* _任务要求_
#1 请原样复写谈郎静山集锦摄影的选文中“时至今日,我们清楚地知道摄影”至“美的批判、对脱离现实的批判。”之间的文字,首尾两处均包括在内。
#2 请续写谈郎静山与画意摄影的选文,从其最后一句之后接着往下写。

* _阅读选文_

郎静山曾说:“中国画与摄影均为平面艺术,理法相通,直接摄影可取经营之法,集锦照相可效传模移写之功。”在郎静山这里,“集锦”就是谢赫“六法”的“经营位置”,但集锦不是目的,只是手段。这个手段对应着中国人的日常审美经验和中国绘画的移动视点原则。在他的《集锦照相概要》一书中提到:“集锦照相,乃将所得之局部,加以人意组合之,使成完璧。此即吾国绘画之所谓经营位置者也。然须以雕琢而归复于自然,方能出神入化,巧夺天工。”他还说,“宇宙万物,森罗万象,其中有使人喜好者,亦有使人憎恶者,惟皆出乎造化之自然。所谓万物并肩,自不能因人好恶而存弃之,故吾国历来画家之作画,虽写一地之实景,而未尝做刻板之描摹。类皆取其所喜而弃其所恶者,以为其理想境界。”至此,我们可以看出郎静山的“集锦摄影”与石涛所提的“搜尽奇峰打草稿”的美学观念有着异曲同工之意。“集锦摄影”在创作过程和创作原则上也与中国的山水绘画高度吻合。
时至今日,我们清楚地知道摄影早已是独立的艺术门类,单就山水的表现形态也绝非只有画意摄影或集锦摄影一种。但在与绘画你中有我我中有你的阶段里,给我们提供了重要的参考样本,让我们知道原来摄影也可以不那么像摄影。
郎静山在他的时代给出了用摄影表达中国人的“观看之道”的可能,打破了摄影对时间和空间的束缚,重构了摄影作品的透视法则,建立了一套中国风景摄影的审美标准。郎静山的出色实践,让画意摄影在中国成为经久不衰的美学风格,但也同样遭受着诸多批评。
纵观对画意摄影和郎静山的批评主要有三个方面,对摄影依附绘画的批判、对形式美的批判、对脱离现实的批判。

* _所给材料_
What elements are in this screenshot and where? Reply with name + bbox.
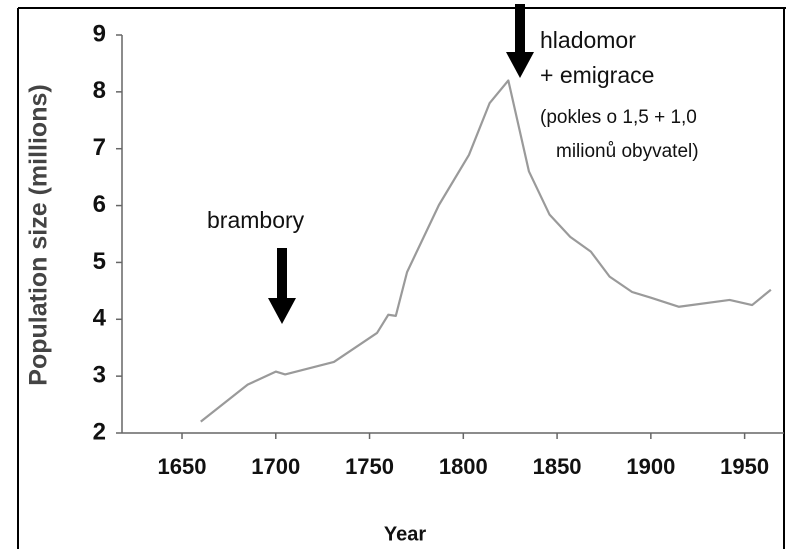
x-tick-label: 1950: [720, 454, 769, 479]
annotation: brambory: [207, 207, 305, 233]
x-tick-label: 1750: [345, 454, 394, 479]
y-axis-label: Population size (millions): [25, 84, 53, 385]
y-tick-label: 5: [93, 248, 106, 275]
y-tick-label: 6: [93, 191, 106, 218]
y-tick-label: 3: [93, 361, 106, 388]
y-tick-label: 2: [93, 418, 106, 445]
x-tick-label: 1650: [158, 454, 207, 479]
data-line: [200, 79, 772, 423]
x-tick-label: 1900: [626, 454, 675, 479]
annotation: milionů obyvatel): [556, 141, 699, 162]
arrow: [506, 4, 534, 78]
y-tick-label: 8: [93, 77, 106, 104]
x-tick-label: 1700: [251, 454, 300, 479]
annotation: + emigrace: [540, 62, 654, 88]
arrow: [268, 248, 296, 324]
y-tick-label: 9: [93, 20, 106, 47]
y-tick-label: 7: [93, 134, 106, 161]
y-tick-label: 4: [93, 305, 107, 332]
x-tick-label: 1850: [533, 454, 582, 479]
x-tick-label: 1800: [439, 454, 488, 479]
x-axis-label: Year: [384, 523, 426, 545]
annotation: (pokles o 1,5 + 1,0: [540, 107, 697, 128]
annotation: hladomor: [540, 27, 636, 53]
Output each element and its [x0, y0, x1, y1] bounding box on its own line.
...
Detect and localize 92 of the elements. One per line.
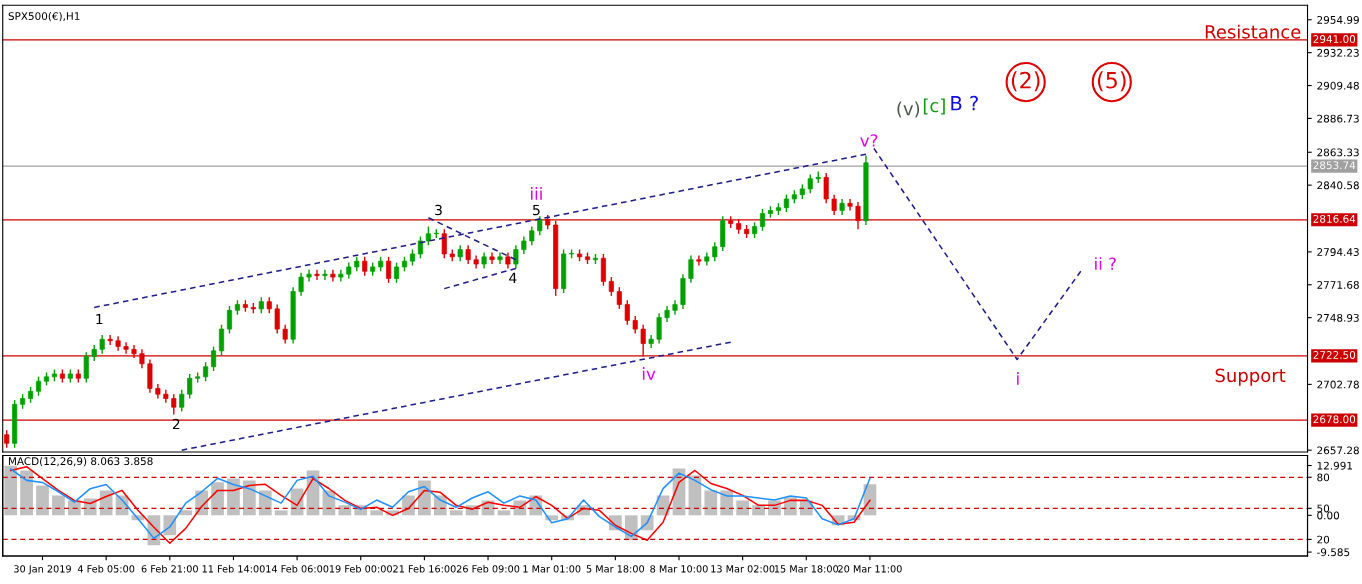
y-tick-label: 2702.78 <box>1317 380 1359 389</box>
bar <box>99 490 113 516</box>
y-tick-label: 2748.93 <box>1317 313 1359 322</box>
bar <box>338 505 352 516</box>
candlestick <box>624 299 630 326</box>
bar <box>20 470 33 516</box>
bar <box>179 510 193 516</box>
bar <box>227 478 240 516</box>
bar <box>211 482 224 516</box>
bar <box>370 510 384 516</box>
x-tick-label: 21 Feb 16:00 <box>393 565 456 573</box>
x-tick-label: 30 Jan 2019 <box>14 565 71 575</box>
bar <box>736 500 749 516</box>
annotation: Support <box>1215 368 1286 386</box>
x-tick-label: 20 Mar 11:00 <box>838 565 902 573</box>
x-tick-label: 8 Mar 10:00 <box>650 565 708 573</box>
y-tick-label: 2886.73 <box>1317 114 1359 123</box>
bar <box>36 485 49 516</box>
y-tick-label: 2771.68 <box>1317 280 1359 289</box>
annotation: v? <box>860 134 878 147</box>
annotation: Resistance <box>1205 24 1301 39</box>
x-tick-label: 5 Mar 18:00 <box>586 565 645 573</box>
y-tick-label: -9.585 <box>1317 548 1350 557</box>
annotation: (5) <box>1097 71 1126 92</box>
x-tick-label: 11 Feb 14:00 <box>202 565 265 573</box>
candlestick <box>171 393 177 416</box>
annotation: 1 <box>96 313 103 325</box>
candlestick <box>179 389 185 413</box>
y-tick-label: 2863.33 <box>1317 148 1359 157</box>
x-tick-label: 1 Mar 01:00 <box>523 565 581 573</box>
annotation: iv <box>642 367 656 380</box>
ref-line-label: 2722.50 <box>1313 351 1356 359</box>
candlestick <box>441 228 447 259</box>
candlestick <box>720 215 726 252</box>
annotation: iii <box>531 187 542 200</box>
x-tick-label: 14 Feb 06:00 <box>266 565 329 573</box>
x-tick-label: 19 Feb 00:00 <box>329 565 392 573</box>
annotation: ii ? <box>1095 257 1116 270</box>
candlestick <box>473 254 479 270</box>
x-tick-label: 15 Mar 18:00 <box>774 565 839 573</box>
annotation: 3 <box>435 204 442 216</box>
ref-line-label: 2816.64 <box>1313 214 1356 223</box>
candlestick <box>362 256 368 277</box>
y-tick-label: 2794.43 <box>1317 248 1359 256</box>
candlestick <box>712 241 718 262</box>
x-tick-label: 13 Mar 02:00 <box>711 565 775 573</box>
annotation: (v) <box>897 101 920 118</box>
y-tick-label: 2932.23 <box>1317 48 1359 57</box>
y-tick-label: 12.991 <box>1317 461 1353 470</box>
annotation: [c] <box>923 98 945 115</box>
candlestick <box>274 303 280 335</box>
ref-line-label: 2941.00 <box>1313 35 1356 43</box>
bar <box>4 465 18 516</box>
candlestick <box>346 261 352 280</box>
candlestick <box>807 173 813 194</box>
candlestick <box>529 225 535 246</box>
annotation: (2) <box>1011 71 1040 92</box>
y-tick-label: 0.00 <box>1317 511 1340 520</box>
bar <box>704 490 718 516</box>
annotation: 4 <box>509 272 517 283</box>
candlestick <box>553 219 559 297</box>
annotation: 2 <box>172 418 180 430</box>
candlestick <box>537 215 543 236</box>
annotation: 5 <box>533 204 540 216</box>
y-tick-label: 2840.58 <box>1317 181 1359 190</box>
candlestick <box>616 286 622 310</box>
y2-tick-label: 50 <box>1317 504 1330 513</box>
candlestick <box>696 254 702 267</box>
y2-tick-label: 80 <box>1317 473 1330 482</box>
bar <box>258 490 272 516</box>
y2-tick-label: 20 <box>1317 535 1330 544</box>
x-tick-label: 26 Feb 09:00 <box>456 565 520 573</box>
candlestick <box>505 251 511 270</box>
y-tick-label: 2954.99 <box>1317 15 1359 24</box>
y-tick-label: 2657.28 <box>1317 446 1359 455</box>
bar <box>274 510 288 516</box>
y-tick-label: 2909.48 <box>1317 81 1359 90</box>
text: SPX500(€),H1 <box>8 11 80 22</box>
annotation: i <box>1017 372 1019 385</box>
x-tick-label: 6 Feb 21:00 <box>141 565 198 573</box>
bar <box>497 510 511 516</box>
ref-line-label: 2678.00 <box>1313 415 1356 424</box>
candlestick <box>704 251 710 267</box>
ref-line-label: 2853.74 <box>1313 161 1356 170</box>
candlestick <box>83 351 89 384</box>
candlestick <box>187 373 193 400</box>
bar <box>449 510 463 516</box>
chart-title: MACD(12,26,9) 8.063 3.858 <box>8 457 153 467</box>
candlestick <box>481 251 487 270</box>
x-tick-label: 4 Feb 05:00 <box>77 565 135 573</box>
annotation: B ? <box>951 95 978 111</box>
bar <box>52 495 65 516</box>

* _参考答案_
#1
时至今日,我们清楚地知道摄影早已是独立的艺术门类,单就山水的表现形态也绝非只有画意摄影或集锦摄影一种。但在与绘画你中有我我中有你的阶段里,给我们提供了重要的参考样本,让我们知道原来摄影也可以不那么像摄影。
郎静山在他的时代给出了用摄影表达中国人的“观看之道”的可能,打破了摄影对时间和空间的束缚,重构了摄影作品的透视法则,建立了一套中国风景摄影的审美标准。郎静山的出色实践,让画意摄影在中国成为经久不衰的美学风格,但也同样遭受着诸多批评。
纵观对画意摄影和郎静山的批评主要有三个方面,对摄影依附绘画的批判、对形式美的批判、对脱离现实的批判。

#2
就第一点来说,脱离绘画是摄影作为独立的艺术门类的必然过程。刘半农早在1927年说“画是画,照相是照相,虽然两者间有声息相通的地方,都各有各的特点,并不能彼此模仿,若说照相的目的在于仿画,还不如索性学画干脆些。”但到了20世纪70年代中后期,现代主义艺术实验基本结束,艺术的发展进入一个新的综合与多元呈现的时代,各个艺术门类不再强调自身的纯粹性,纯粹性也逐渐成为一个狭隘且过时的概念。换句话说,摄影是否依附于绘画抑或是绘画依附于摄影,已经不再重要。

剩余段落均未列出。